* begin *
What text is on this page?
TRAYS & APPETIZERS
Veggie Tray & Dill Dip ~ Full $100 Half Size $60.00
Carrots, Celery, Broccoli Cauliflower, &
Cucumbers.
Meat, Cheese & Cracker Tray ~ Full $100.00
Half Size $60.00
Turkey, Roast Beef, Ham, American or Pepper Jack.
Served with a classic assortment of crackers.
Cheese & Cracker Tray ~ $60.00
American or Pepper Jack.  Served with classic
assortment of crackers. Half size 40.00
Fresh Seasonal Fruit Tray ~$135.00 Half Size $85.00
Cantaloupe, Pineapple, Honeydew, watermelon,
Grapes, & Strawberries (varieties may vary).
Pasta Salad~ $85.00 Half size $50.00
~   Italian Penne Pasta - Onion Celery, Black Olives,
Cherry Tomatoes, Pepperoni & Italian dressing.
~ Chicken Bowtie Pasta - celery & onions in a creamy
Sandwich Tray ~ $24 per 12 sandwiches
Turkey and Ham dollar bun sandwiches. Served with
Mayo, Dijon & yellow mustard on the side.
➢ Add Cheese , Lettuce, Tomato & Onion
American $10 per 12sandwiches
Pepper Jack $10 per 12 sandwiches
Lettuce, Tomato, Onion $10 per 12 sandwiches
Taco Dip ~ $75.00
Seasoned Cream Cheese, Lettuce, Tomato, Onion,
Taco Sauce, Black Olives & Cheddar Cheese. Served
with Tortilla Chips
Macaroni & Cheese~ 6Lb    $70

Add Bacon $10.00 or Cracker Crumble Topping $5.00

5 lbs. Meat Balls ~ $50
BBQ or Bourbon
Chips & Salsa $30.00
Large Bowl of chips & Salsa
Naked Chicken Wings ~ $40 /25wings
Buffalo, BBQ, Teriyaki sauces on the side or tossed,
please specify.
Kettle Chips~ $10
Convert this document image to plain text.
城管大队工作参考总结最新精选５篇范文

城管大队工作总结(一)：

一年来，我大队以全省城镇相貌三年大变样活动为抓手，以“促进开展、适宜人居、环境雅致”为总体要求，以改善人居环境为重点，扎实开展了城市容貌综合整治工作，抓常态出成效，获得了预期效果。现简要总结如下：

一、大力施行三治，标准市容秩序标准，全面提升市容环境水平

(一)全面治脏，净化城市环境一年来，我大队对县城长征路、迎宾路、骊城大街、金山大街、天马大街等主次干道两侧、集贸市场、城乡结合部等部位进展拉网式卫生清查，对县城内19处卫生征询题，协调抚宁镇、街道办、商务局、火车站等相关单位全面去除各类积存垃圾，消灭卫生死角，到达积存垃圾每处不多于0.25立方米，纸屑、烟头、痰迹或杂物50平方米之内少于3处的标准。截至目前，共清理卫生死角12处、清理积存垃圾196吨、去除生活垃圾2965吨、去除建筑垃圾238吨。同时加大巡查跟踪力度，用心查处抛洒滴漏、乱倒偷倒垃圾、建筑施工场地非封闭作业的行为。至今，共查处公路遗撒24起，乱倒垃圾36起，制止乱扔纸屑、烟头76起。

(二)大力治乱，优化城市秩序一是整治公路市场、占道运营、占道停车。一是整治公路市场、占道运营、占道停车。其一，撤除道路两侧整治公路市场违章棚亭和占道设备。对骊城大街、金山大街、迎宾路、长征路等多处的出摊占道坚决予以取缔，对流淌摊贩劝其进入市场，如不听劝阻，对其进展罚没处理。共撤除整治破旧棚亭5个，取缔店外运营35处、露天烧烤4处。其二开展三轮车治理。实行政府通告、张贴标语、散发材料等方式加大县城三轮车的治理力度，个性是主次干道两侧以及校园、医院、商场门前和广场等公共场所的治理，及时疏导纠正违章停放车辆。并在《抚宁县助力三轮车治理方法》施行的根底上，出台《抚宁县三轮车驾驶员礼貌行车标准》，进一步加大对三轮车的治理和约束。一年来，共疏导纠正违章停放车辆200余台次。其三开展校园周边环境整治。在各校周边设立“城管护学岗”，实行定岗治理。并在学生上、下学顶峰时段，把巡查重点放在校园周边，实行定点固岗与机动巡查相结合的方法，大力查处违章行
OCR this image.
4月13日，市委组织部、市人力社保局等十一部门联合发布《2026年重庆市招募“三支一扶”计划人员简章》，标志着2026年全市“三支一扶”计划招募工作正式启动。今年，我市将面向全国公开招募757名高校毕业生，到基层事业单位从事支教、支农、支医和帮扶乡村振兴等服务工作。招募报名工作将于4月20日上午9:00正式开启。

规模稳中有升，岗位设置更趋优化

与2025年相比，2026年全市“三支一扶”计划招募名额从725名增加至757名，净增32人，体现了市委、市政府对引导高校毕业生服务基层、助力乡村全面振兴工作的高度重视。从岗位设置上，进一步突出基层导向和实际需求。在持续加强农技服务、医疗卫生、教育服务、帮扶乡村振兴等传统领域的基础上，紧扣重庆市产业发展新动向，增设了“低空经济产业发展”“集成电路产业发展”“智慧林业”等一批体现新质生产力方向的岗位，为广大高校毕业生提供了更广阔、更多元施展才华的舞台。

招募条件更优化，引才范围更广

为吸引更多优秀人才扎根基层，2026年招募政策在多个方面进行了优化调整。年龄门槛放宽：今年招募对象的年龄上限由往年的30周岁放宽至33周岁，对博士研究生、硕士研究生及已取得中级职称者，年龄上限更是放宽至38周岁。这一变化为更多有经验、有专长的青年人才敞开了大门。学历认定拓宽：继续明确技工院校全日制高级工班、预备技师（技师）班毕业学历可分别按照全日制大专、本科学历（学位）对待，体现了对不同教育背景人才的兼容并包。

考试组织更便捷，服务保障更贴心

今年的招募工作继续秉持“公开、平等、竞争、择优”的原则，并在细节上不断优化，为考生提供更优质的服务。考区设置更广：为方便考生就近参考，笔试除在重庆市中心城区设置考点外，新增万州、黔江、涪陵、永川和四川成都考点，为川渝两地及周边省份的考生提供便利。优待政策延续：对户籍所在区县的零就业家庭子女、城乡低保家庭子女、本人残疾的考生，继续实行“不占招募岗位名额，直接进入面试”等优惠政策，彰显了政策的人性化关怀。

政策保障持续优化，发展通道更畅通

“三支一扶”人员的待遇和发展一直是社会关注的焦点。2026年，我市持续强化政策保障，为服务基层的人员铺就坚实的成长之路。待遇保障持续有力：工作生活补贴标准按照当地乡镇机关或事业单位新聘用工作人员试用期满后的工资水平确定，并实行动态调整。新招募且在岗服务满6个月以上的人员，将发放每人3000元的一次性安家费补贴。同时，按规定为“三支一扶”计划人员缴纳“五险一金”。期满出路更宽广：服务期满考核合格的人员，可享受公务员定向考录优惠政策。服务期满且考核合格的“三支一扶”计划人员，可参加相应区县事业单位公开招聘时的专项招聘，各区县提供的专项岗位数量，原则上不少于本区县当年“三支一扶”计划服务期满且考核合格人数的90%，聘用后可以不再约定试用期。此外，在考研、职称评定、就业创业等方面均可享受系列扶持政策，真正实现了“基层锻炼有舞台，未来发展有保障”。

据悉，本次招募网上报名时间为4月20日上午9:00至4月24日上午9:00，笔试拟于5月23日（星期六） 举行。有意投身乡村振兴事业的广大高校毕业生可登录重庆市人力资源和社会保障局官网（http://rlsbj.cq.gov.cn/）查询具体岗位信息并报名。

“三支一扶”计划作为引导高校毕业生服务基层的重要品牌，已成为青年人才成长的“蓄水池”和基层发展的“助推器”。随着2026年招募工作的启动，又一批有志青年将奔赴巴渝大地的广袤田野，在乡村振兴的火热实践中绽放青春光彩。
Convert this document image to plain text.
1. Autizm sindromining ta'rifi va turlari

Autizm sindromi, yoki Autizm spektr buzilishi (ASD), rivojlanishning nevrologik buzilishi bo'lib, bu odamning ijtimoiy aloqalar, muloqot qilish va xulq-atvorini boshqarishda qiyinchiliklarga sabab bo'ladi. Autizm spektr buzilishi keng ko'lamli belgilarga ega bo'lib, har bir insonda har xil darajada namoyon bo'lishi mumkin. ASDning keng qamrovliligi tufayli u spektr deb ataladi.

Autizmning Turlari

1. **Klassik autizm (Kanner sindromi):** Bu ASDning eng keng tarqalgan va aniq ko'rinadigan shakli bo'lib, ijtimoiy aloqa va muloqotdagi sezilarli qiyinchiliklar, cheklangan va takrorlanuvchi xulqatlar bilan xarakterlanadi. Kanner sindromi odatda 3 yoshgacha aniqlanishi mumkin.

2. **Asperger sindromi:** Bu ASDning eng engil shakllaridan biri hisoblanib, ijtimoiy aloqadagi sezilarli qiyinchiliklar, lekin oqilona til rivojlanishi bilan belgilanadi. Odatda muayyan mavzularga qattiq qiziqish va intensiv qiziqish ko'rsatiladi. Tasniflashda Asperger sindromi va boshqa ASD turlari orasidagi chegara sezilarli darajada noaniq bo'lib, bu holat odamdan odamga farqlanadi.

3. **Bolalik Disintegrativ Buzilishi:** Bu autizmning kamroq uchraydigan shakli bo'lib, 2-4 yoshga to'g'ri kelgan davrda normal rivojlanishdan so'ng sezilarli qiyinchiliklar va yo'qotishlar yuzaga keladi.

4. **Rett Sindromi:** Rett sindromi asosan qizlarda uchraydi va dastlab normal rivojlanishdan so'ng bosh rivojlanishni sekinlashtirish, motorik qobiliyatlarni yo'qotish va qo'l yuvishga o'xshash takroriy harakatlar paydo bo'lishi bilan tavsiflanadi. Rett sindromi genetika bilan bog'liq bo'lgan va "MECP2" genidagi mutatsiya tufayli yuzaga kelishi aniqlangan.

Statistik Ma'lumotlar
* end *
WRITTEN PROBLEM:
What is the number of lines in the data that hold the string "tufayli"? Answer with the number only.

OUTPUT FOR THIS TASK:
2